Directions for this task: Can all of these lines be returned exactly?

[Data entries]
▬▬▬▬▬▬▬▬▬▬
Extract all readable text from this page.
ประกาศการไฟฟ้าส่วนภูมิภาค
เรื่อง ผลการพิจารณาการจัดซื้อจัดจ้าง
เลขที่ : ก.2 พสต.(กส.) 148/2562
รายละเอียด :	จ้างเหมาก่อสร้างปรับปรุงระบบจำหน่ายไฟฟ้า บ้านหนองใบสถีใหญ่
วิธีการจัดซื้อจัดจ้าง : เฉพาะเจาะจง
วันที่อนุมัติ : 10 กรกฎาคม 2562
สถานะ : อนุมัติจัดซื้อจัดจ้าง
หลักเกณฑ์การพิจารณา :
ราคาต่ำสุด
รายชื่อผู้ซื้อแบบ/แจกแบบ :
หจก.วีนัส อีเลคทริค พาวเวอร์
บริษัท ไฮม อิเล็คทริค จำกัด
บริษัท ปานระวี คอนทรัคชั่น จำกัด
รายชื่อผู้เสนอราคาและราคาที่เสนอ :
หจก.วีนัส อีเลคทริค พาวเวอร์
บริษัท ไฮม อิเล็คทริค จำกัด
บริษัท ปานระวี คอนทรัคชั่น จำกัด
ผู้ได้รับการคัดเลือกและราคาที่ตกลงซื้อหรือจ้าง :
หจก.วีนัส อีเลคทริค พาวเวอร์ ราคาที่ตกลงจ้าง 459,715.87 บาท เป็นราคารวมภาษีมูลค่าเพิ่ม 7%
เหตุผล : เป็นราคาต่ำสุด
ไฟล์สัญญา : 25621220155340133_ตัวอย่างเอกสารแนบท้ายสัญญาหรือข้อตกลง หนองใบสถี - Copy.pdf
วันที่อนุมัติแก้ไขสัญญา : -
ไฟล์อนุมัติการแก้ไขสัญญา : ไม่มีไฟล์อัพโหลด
▬▬▬▬▬▬▬▬▬▬
Final result:
Extract all readable text from this page.
ประกาศการไฟฟ้าส่วนภูมิภาค
เรื่อง ผลการพิจารณาการจัดซื้อจัดจ้าง
เลขที่ : ก.2 พสต.(กส.) 148/2562
รายละเอียด :	จ้างเหมาก่อสร้างปรับปรุงระบบจำหน่ายไฟฟ้า บ้านหนองใบสถีใหญ่
วิธีการจัดซื้อจัดจ้าง : เฉพาะเจาะจง
วันที่อนุมัติ : 10 กรกฎาคม 2562
สถานะ : อนุมัติจัดซื้อจัดจ้าง
หลักเกณฑ์การพิจารณา :
ราคาต่ำสุด
รายชื่อผู้ซื้อแบบ/แจกแบบ :
หจก.วีนัส อีเลคทริค พาวเวอร์
บริษัท ไฮม อิเล็คทริค จำกัด
บริษัท ปานระวี คอนทรัคชั่น จำกัด
รายชื่อผู้เสนอราคาและราคาที่เสนอ :
หจก.วีนัส อีเลคทริค พาวเวอร์
บริษัท ไฮม อิเล็คทริค จำกัด
บริษัท ปานระวี คอนทรัคชั่น จำกัด
ผู้ได้รับการคัดเลือกและราคาที่ตกลงซื้อหรือจ้าง :
หจก.วีนัส อีเลคทริค พาวเวอร์ ราคาที่ตกลงจ้าง 459,715.87 บาท เป็นราคารวมภาษีมูลค่าเพิ่ม 7%
เหตุผล : เป็นราคาต่ำสุด
ไฟล์สัญญา : 25621220155340133_ตัวอย่างเอกสารแนบท้ายสัญญาหรือข้อตกลง หนองใบสถี - Copy.pdf
วันที่อนุมัติแก้ไขสัญญา : -
ไฟล์อนุมัติการแก้ไขสัญญา : ไม่มีไฟล์อัพโหลด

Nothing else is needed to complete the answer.